#### Problem description
Rewrite every one of the rows below, swapping each "legend-swatch" for "legend-marker" and keeping everything else the same.

Element location data:
-- begin --

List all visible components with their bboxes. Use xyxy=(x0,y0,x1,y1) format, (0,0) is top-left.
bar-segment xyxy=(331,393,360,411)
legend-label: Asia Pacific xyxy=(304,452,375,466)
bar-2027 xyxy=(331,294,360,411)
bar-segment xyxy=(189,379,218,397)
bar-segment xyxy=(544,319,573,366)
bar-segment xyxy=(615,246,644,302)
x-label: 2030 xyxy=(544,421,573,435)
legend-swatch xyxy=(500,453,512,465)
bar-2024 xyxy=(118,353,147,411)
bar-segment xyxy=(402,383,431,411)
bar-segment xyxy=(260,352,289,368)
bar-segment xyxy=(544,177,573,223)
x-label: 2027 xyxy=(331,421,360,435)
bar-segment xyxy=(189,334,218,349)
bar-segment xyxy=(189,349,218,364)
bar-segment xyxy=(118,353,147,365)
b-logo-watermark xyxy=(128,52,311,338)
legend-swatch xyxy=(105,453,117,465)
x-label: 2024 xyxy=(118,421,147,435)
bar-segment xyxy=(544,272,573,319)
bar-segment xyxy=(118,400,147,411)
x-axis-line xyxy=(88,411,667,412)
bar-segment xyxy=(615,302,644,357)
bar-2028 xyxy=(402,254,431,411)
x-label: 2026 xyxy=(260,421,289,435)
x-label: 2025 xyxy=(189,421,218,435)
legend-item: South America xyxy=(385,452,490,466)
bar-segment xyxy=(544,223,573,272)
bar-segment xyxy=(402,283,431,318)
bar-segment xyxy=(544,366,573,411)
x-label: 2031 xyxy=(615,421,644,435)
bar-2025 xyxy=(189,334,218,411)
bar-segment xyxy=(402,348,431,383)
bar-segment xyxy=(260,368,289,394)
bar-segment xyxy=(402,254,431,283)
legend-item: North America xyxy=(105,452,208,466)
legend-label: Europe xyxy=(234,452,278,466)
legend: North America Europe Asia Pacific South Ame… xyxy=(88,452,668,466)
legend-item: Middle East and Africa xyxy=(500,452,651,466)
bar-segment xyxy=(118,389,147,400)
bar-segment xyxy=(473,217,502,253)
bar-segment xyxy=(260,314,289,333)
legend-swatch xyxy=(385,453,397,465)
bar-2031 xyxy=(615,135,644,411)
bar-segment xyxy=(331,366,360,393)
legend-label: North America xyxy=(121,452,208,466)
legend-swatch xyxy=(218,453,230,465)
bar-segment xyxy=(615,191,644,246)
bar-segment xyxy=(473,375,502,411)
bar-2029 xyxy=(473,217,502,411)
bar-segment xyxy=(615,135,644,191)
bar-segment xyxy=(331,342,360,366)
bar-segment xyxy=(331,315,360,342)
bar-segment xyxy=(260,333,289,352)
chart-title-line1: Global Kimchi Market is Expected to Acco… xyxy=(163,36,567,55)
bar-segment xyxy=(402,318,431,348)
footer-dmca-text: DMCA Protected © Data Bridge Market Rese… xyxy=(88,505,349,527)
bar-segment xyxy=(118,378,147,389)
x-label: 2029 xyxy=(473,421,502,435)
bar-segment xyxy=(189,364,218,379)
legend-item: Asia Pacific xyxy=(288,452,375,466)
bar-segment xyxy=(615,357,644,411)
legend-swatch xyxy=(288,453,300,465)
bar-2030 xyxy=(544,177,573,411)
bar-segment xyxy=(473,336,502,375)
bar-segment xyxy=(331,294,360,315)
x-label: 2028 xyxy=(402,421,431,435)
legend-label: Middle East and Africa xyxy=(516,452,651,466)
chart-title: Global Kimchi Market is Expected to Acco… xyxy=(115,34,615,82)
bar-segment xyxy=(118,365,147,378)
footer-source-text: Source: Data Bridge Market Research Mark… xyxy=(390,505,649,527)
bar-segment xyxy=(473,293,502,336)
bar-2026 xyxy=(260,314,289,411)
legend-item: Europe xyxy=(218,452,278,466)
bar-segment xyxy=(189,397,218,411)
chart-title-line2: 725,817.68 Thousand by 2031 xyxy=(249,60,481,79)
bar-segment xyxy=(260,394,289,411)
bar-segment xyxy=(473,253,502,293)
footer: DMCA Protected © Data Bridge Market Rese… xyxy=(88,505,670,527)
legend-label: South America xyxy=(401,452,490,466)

-- end --

#### Output for this task
List all visible components with their bboxes. Use xyxy=(x0,y0,x1,y1) format, (0,0) is top-left.
bar-segment xyxy=(331,393,360,411)
legend-label: Asia Pacific xyxy=(304,452,375,466)
bar-2027 xyxy=(331,294,360,411)
bar-segment xyxy=(189,379,218,397)
bar-segment xyxy=(544,319,573,366)
bar-segment xyxy=(615,246,644,302)
x-label: 2030 xyxy=(544,421,573,435)
legend-marker xyxy=(500,453,512,465)
bar-2024 xyxy=(118,353,147,411)
bar-segment xyxy=(402,383,431,411)
bar-segment xyxy=(260,352,289,368)
bar-segment xyxy=(544,177,573,223)
x-label: 2027 xyxy=(331,421,360,435)
bar-segment xyxy=(189,334,218,349)
bar-segment xyxy=(189,349,218,364)
bar-segment xyxy=(118,353,147,365)
b-logo-watermark xyxy=(128,52,311,338)
legend-marker xyxy=(105,453,117,465)
x-label: 2024 xyxy=(118,421,147,435)
bar-segment xyxy=(544,272,573,319)
bar-segment xyxy=(118,400,147,411)
x-axis-line xyxy=(88,411,667,412)
bar-segment xyxy=(615,302,644,357)
bar-2028 xyxy=(402,254,431,411)
x-label: 2026 xyxy=(260,421,289,435)
x-label: 2025 xyxy=(189,421,218,435)
legend-item: South America xyxy=(385,452,490,466)
bar-segment xyxy=(544,223,573,272)
bar-segment xyxy=(402,283,431,318)
bar-segment xyxy=(544,366,573,411)
x-label: 2031 xyxy=(615,421,644,435)
bar-2025 xyxy=(189,334,218,411)
bar-segment xyxy=(402,348,431,383)
bar-segment xyxy=(260,368,289,394)
bar-segment xyxy=(402,254,431,283)
legend-item: North America xyxy=(105,452,208,466)
legend-label: Europe xyxy=(234,452,278,466)
legend: North America Europe Asia Pacific South Ame… xyxy=(88,452,668,466)
legend-item: Middle East and Africa xyxy=(500,452,651,466)
bar-segment xyxy=(118,389,147,400)
bar-segment xyxy=(473,217,502,253)
bar-segment xyxy=(260,314,289,333)
legend-marker xyxy=(385,453,397,465)
bar-2031 xyxy=(615,135,644,411)
bar-segment xyxy=(331,366,360,393)
legend-label: North America xyxy=(121,452,208,466)
legend-marker xyxy=(218,453,230,465)
bar-segment xyxy=(615,191,644,246)
bar-segment xyxy=(473,375,502,411)
bar-2029 xyxy=(473,217,502,411)
bar-segment xyxy=(615,135,644,191)
bar-segment xyxy=(331,342,360,366)
bar-segment xyxy=(331,315,360,342)
bar-segment xyxy=(260,333,289,352)
chart-title-line1: Global Kimchi Market is Expected to Acco… xyxy=(163,36,567,55)
bar-segment xyxy=(402,318,431,348)
footer-dmca-text: DMCA Protected © Data Bridge Market Rese… xyxy=(88,505,349,527)
bar-segment xyxy=(118,378,147,389)
x-label: 2029 xyxy=(473,421,502,435)
bar-segment xyxy=(189,364,218,379)
legend-item: Asia Pacific xyxy=(288,452,375,466)
bar-segment xyxy=(615,357,644,411)
legend-marker xyxy=(288,453,300,465)
bar-2030 xyxy=(544,177,573,411)
bar-segment xyxy=(473,336,502,375)
bar-segment xyxy=(331,294,360,315)
x-label: 2028 xyxy=(402,421,431,435)
legend-label: Middle East and Africa xyxy=(516,452,651,466)
chart-title: Global Kimchi Market is Expected to Acco… xyxy=(115,34,615,82)
bar-segment xyxy=(118,365,147,378)
footer-source-text: Source: Data Bridge Market Research Mark… xyxy=(390,505,649,527)
bar-segment xyxy=(473,293,502,336)
bar-2026 xyxy=(260,314,289,411)
legend-item: Europe xyxy=(218,452,278,466)
bar-segment xyxy=(189,397,218,411)
chart-title-line2: 725,817.68 Thousand by 2031 xyxy=(249,60,481,79)
bar-segment xyxy=(260,394,289,411)
bar-segment xyxy=(473,253,502,293)
footer: DMCA Protected © Data Bridge Market Rese… xyxy=(88,505,670,527)
legend-label: South America xyxy=(401,452,490,466)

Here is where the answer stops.